→ CHALLENGE:
Go through the entries below and print each one exactly, leaving out pictures.

## START TASK INPUT

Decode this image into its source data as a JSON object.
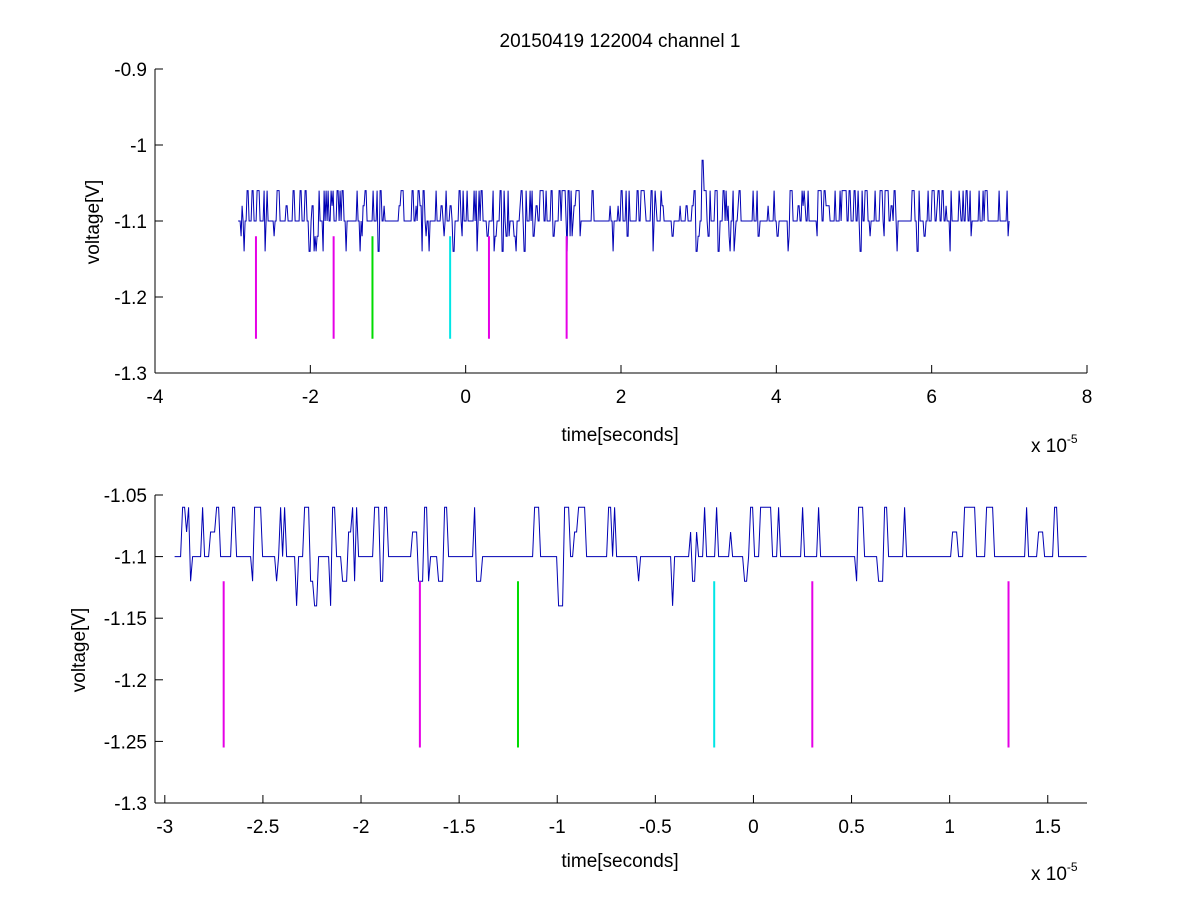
{
  "figure": {
    "title": "20150419 122004 channel 1"
  },
  "colors": {
    "signal": "#0000b4",
    "marker_magenta": "#e600e6",
    "marker_green": "#00dc00",
    "marker_cyan": "#00e6e6",
    "axis": "#000000"
  },
  "chart_data": [
    {
      "type": "line",
      "title": "20150419 122004 channel 1",
      "xlabel": "time[seconds]",
      "ylabel": "voltage[V]",
      "x_multiplier": "x 10",
      "x_exponent": "-5",
      "xlim": [
        -4,
        8
      ],
      "ylim": [
        -1.3,
        -0.9
      ],
      "x_ticks": [
        -4,
        -2,
        0,
        2,
        4,
        6,
        8
      ],
      "x_tick_labels": [
        "-4",
        "-2",
        "0",
        "2",
        "4",
        "6",
        "8"
      ],
      "y_ticks": [
        -1.3,
        -1.2,
        -1.1,
        -1,
        -0.9
      ],
      "y_tick_labels": [
        "-1.3",
        "-1.2",
        "-1.1",
        "-1",
        "-0.9"
      ],
      "grid": false,
      "series": [
        {
          "kind": "signal",
          "x_range": [
            -2.93,
            7.0
          ],
          "baseline": -1.1,
          "levels": [
            -1.14,
            -1.12,
            -1.1,
            -1.08,
            -1.06
          ],
          "spike": {
            "x": 3.05,
            "y": -1.02
          }
        }
      ],
      "markers": [
        {
          "x": -2.7,
          "y_top": -1.12,
          "y_bottom": -1.255,
          "color": "magenta"
        },
        {
          "x": -1.7,
          "y_top": -1.12,
          "y_bottom": -1.255,
          "color": "magenta"
        },
        {
          "x": -1.2,
          "y_top": -1.12,
          "y_bottom": -1.255,
          "color": "green"
        },
        {
          "x": -0.2,
          "y_top": -1.12,
          "y_bottom": -1.255,
          "color": "cyan"
        },
        {
          "x": 0.3,
          "y_top": -1.12,
          "y_bottom": -1.255,
          "color": "magenta"
        },
        {
          "x": 1.3,
          "y_top": -1.12,
          "y_bottom": -1.255,
          "color": "magenta"
        }
      ]
    },
    {
      "type": "line",
      "title": "",
      "xlabel": "time[seconds]",
      "ylabel": "voltage[V]",
      "x_multiplier": "x 10",
      "x_exponent": "-5",
      "xlim": [
        -3.05,
        1.7
      ],
      "ylim": [
        -1.3,
        -1.05
      ],
      "x_ticks": [
        -3,
        -2.5,
        -2,
        -1.5,
        -1,
        -0.5,
        0,
        0.5,
        1,
        1.5
      ],
      "x_tick_labels": [
        "-3",
        "-2.5",
        "-2",
        "-1.5",
        "-1",
        "-0.5",
        "0",
        "0.5",
        "1",
        "1.5"
      ],
      "y_ticks": [
        -1.3,
        -1.25,
        -1.2,
        -1.15,
        -1.1,
        -1.05
      ],
      "y_tick_labels": [
        "-1.3",
        "-1.25",
        "-1.2",
        "-1.15",
        "-1.1",
        "-1.05"
      ],
      "grid": false,
      "series": [
        {
          "kind": "signal",
          "x_range": [
            -2.95,
            1.7
          ],
          "baseline": -1.1,
          "levels": [
            -1.14,
            -1.12,
            -1.1,
            -1.08,
            -1.06
          ]
        }
      ],
      "markers": [
        {
          "x": -2.7,
          "y_top": -1.12,
          "y_bottom": -1.255,
          "color": "magenta"
        },
        {
          "x": -1.7,
          "y_top": -1.12,
          "y_bottom": -1.255,
          "color": "magenta"
        },
        {
          "x": -1.2,
          "y_top": -1.12,
          "y_bottom": -1.255,
          "color": "green"
        },
        {
          "x": -0.2,
          "y_top": -1.12,
          "y_bottom": -1.255,
          "color": "cyan"
        },
        {
          "x": 0.3,
          "y_top": -1.12,
          "y_bottom": -1.255,
          "color": "magenta"
        },
        {
          "x": 1.3,
          "y_top": -1.12,
          "y_bottom": -1.255,
          "color": "magenta"
        }
      ]
    }
  ]
}
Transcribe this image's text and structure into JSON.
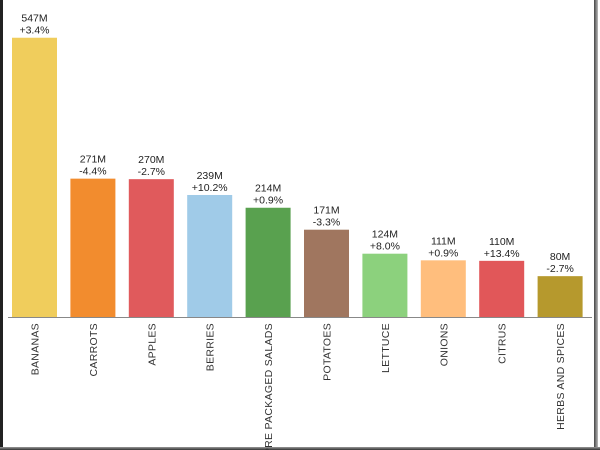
{
  "chart_data": {
    "type": "bar",
    "title": "",
    "xlabel": "",
    "ylabel": "",
    "ylim": [
      0,
      570
    ],
    "grid": false,
    "categories": [
      "BANANAS",
      "CARROTS",
      "APPLES",
      "BERRIES",
      "PRE PACKAGED SALADS",
      "POTATOES",
      "LETTUCE",
      "ONIONS",
      "CITRUS",
      "HERBS AND SPICES"
    ],
    "values": [
      547,
      271,
      270,
      239,
      214,
      171,
      124,
      111,
      110,
      80
    ],
    "value_labels": [
      "547M",
      "271M",
      "270M",
      "239M",
      "214M",
      "171M",
      "124M",
      "111M",
      "110M",
      "80M"
    ],
    "change_labels": [
      "+3.4%",
      "-4.4%",
      "-2.7%",
      "+10.2%",
      "+0.9%",
      "-3.3%",
      "+8.0%",
      "+0.9%",
      "+13.4%",
      "-2.7%"
    ],
    "colors": [
      "#f0cd5c",
      "#f28c2e",
      "#e05a5c",
      "#a0cbe8",
      "#59a14f",
      "#a0765f",
      "#8cd17d",
      "#ffbe7d",
      "#e15759",
      "#b6992d"
    ]
  }
}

## END TASK INPUT

→ COMPLETE ANSWER:
Decode this image into its source data as a JSON object.
{
  "figure": {
    "title": "20150419 122004 channel 1"
  },
  "colors": {
    "signal": "#0000b4",
    "marker_magenta": "#e600e6",
    "marker_green": "#00dc00",
    "marker_cyan": "#00e6e6",
    "axis": "#000000"
  },
  "chart_data": [
    {
      "type": "line",
      "title": "20150419 122004 channel 1",
      "xlabel": "time[seconds]",
      "ylabel": "voltage[V]",
      "x_multiplier": "x 10",
      "x_exponent": "-5",
      "xlim": [
        -4,
        8
      ],
      "ylim": [
        -1.3,
        -0.9
      ],
      "x_ticks": [
        -4,
        -2,
        0,
        2,
        4,
        6,
        8
      ],
      "x_tick_labels": [
        "-4",
        "-2",
        "0",
        "2",
        "4",
        "6",
        "8"
      ],
      "y_ticks": [
        -1.3,
        -1.2,
        -1.1,
        -1,
        -0.9
      ],
      "y_tick_labels": [
        "-1.3",
        "-1.2",
        "-1.1",
        "-1",
        "-0.9"
      ],
      "grid": false,
      "series": [
        {
          "kind": "signal",
          "x_range": [
            -2.93,
            7.0
          ],
          "baseline": -1.1,
          "levels": [
            -1.14,
            -1.12,
            -1.1,
            -1.08,
            -1.06
          ],
          "spike": {
            "x": 3.05,
            "y": -1.02
          }
        }
      ],
      "markers": [
        {
          "x": -2.7,
          "y_top": -1.12,
          "y_bottom": -1.255,
          "color": "magenta"
        },
        {
          "x": -1.7,
          "y_top": -1.12,
          "y_bottom": -1.255,
          "color": "magenta"
        },
        {
          "x": -1.2,
          "y_top": -1.12,
          "y_bottom": -1.255,
          "color": "green"
        },
        {
          "x": -0.2,
          "y_top": -1.12,
          "y_bottom": -1.255,
          "color": "cyan"
        },
        {
          "x": 0.3,
          "y_top": -1.12,
          "y_bottom": -1.255,
          "color": "magenta"
        },
        {
          "x": 1.3,
          "y_top": -1.12,
          "y_bottom": -1.255,
          "color": "magenta"
        }
      ]
    },
    {
      "type": "line",
      "title": "",
      "xlabel": "time[seconds]",
      "ylabel": "voltage[V]",
      "x_multiplier": "x 10",
      "x_exponent": "-5",
      "xlim": [
        -3.05,
        1.7
      ],
      "ylim": [
        -1.3,
        -1.05
      ],
      "x_ticks": [
        -3,
        -2.5,
        -2,
        -1.5,
        -1,
        -0.5,
        0,
        0.5,
        1,
        1.5
      ],
      "x_tick_labels": [
        "-3",
        "-2.5",
        "-2",
        "-1.5",
        "-1",
        "-0.5",
        "0",
        "0.5",
        "1",
        "1.5"
      ],
      "y_ticks": [
        -1.3,
        -1.25,
        -1.2,
        -1.15,
        -1.1,
        -1.05
      ],
      "y_tick_labels": [
        "-1.3",
        "-1.25",
        "-1.2",
        "-1.15",
        "-1.1",
        "-1.05"
      ],
      "grid": false,
      "series": [
        {
          "kind": "signal",
          "x_range": [
            -2.95,
            1.7
          ],
          "baseline": -1.1,
          "levels": [
            -1.14,
            -1.12,
            -1.1,
            -1.08,
            -1.06
          ]
        }
      ],
      "markers": [
        {
          "x": -2.7,
          "y_top": -1.12,
          "y_bottom": -1.255,
          "color": "magenta"
        },
        {
          "x": -1.7,
          "y_top": -1.12,
          "y_bottom": -1.255,
          "color": "magenta"
        },
        {
          "x": -1.2,
          "y_top": -1.12,
          "y_bottom": -1.255,
          "color": "green"
        },
        {
          "x": -0.2,
          "y_top": -1.12,
          "y_bottom": -1.255,
          "color": "cyan"
        },
        {
          "x": 0.3,
          "y_top": -1.12,
          "y_bottom": -1.255,
          "color": "magenta"
        },
        {
          "x": 1.3,
          "y_top": -1.12,
          "y_bottom": -1.255,
          "color": "magenta"
        }
      ]
    }
  ]
}
Transcribe this image's text and structure into JSON.
{
  "chart_data": {
    "type": "bar",
    "title": "",
    "xlabel": "",
    "ylabel": "",
    "ylim": [
      0,
      570
    ],
    "grid": false,
    "categories": [
      "BANANAS",
      "CARROTS",
      "APPLES",
      "BERRIES",
      "PRE PACKAGED SALADS",
      "POTATOES",
      "LETTUCE",
      "ONIONS",
      "CITRUS",
      "HERBS AND SPICES"
    ],
    "values": [
      547,
      271,
      270,
      239,
      214,
      171,
      124,
      111,
      110,
      80
    ],
    "value_labels": [
      "547M",
      "271M",
      "270M",
      "239M",
      "214M",
      "171M",
      "124M",
      "111M",
      "110M",
      "80M"
    ],
    "change_labels": [
      "+3.4%",
      "-4.4%",
      "-2.7%",
      "+10.2%",
      "+0.9%",
      "-3.3%",
      "+8.0%",
      "+0.9%",
      "+13.4%",
      "-2.7%"
    ],
    "colors": [
      "#f0cd5c",
      "#f28c2e",
      "#e05a5c",
      "#a0cbe8",
      "#59a14f",
      "#a0765f",
      "#8cd17d",
      "#ffbe7d",
      "#e15759",
      "#b6992d"
    ]
  }
}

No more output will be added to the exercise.